Exercise goal:
Without the pictures, give the entries below again exactly as written.

--

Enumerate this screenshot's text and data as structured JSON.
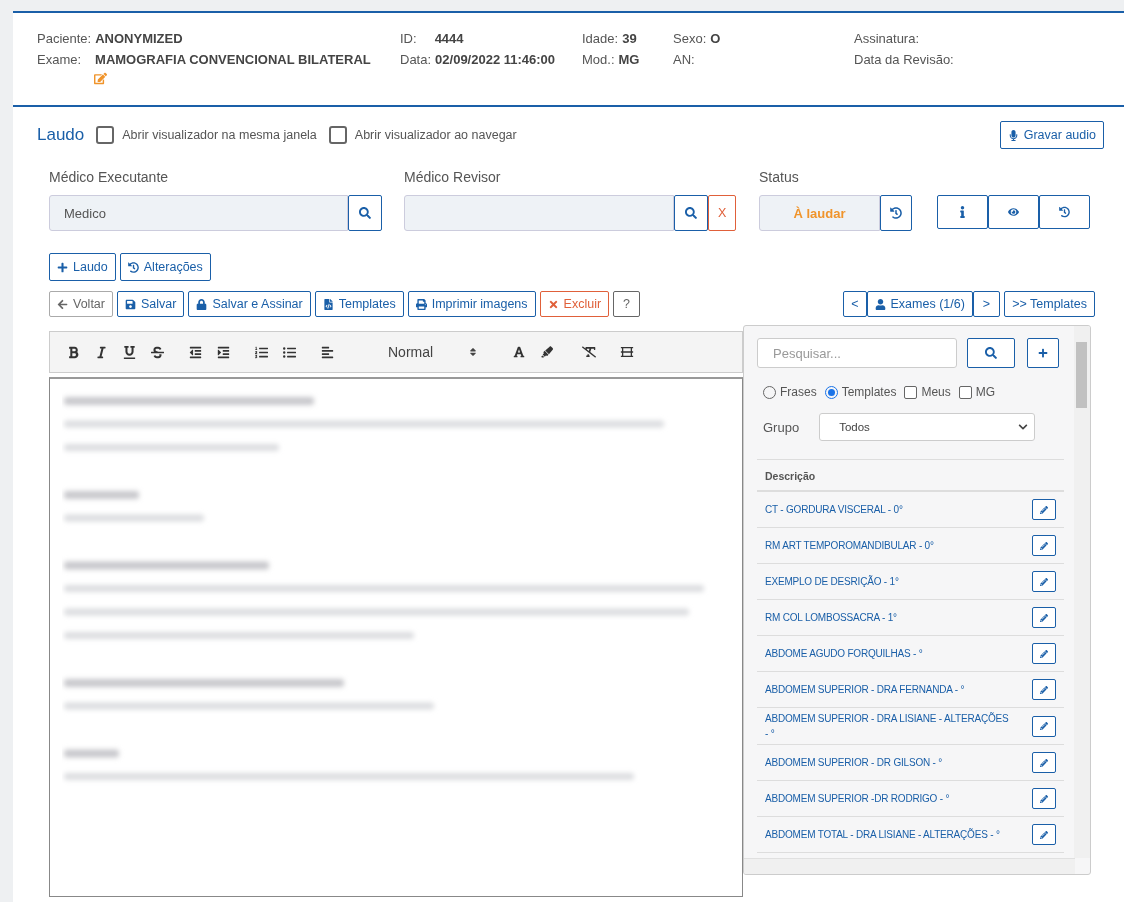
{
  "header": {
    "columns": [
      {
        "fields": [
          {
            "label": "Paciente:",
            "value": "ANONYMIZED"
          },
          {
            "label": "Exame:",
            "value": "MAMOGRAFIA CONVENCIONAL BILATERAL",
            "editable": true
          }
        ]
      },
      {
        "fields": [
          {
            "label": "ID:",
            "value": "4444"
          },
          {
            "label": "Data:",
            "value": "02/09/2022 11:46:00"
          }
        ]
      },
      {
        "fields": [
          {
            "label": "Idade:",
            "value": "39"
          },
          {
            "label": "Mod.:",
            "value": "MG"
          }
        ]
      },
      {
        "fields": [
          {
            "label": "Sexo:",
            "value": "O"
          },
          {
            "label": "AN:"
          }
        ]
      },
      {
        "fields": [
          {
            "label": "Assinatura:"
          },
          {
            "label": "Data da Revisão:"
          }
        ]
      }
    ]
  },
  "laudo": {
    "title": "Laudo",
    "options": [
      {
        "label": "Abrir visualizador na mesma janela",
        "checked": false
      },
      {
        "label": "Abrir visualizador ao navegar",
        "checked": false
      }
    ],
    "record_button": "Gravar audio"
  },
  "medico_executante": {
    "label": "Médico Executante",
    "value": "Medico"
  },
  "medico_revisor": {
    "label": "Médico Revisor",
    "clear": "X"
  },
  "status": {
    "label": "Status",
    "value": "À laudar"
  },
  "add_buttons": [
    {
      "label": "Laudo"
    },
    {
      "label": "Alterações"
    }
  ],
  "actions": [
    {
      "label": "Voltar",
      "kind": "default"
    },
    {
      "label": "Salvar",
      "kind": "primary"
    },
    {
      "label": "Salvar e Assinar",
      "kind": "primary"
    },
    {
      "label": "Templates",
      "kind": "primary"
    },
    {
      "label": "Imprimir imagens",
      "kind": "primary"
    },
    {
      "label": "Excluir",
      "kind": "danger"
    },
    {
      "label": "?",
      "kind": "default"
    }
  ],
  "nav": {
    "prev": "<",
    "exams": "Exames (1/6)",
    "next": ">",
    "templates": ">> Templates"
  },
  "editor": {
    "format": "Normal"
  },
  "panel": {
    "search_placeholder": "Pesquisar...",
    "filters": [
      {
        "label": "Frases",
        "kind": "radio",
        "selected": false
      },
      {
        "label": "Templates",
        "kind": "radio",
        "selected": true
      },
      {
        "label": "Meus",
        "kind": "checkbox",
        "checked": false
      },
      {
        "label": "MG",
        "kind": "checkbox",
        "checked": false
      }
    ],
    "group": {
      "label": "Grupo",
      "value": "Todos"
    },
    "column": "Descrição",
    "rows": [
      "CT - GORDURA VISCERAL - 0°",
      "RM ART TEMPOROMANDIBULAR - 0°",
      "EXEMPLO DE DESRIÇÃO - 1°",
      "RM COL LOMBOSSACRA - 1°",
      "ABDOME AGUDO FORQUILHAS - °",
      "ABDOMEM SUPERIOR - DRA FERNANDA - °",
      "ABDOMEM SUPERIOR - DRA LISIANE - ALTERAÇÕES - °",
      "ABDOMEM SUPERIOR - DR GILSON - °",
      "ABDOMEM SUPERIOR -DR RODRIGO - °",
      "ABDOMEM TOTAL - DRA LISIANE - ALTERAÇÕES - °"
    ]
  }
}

--

Expected answer:
Enumerate this screenshot's text and data as structured JSON.
{
  "header": {
    "columns": [
      {
        "fields": [
          {
            "label": "Paciente:",
            "value": "ANONYMIZED"
          },
          {
            "label": "Exame:",
            "value": "MAMOGRAFIA CONVENCIONAL BILATERAL",
            "editable": true
          }
        ]
      },
      {
        "fields": [
          {
            "label": "ID:",
            "value": "4444"
          },
          {
            "label": "Data:",
            "value": "02/09/2022 11:46:00"
          }
        ]
      },
      {
        "fields": [
          {
            "label": "Idade:",
            "value": "39"
          },
          {
            "label": "Mod.:",
            "value": "MG"
          }
        ]
      },
      {
        "fields": [
          {
            "label": "Sexo:",
            "value": "O"
          },
          {
            "label": "AN:"
          }
        ]
      },
      {
        "fields": [
          {
            "label": "Assinatura:"
          },
          {
            "label": "Data da Revisão:"
          }
        ]
      }
    ]
  },
  "laudo": {
    "title": "Laudo",
    "options": [
      {
        "label": "Abrir visualizador na mesma janela",
        "checked": false
      },
      {
        "label": "Abrir visualizador ao navegar",
        "checked": false
      }
    ],
    "record_button": "Gravar audio"
  },
  "medico_executante": {
    "label": "Médico Executante",
    "value": "Medico"
  },
  "medico_revisor": {
    "label": "Médico Revisor",
    "clear": "X"
  },
  "status": {
    "label": "Status",
    "value": "À laudar"
  },
  "add_buttons": [
    {
      "label": "Laudo"
    },
    {
      "label": "Alterações"
    }
  ],
  "actions": [
    {
      "label": "Voltar",
      "kind": "default"
    },
    {
      "label": "Salvar",
      "kind": "primary"
    },
    {
      "label": "Salvar e Assinar",
      "kind": "primary"
    },
    {
      "label": "Templates",
      "kind": "primary"
    },
    {
      "label": "Imprimir imagens",
      "kind": "primary"
    },
    {
      "label": "Excluir",
      "kind": "danger"
    },
    {
      "label": "?",
      "kind": "default"
    }
  ],
  "nav": {
    "prev": "<",
    "exams": "Exames (1/6)",
    "next": ">",
    "templates": ">> Templates"
  },
  "editor": {
    "format": "Normal"
  },
  "panel": {
    "search_placeholder": "Pesquisar...",
    "filters": [
      {
        "label": "Frases",
        "kind": "radio",
        "selected": false
      },
      {
        "label": "Templates",
        "kind": "radio",
        "selected": true
      },
      {
        "label": "Meus",
        "kind": "checkbox",
        "checked": false
      },
      {
        "label": "MG",
        "kind": "checkbox",
        "checked": false
      }
    ],
    "group": {
      "label": "Grupo",
      "value": "Todos"
    },
    "column": "Descrição",
    "rows": [
      "CT - GORDURA VISCERAL - 0°",
      "RM ART TEMPOROMANDIBULAR - 0°",
      "EXEMPLO DE DESRIÇÃO - 1°",
      "RM COL LOMBOSSACRA - 1°",
      "ABDOME AGUDO FORQUILHAS - °",
      "ABDOMEM SUPERIOR - DRA FERNANDA - °",
      "ABDOMEM SUPERIOR - DRA LISIANE - ALTERAÇÕES - °",
      "ABDOMEM SUPERIOR - DR GILSON - °",
      "ABDOMEM SUPERIOR -DR RODRIGO - °",
      "ABDOMEM TOTAL - DRA LISIANE - ALTERAÇÕES - °"
    ]
  }
}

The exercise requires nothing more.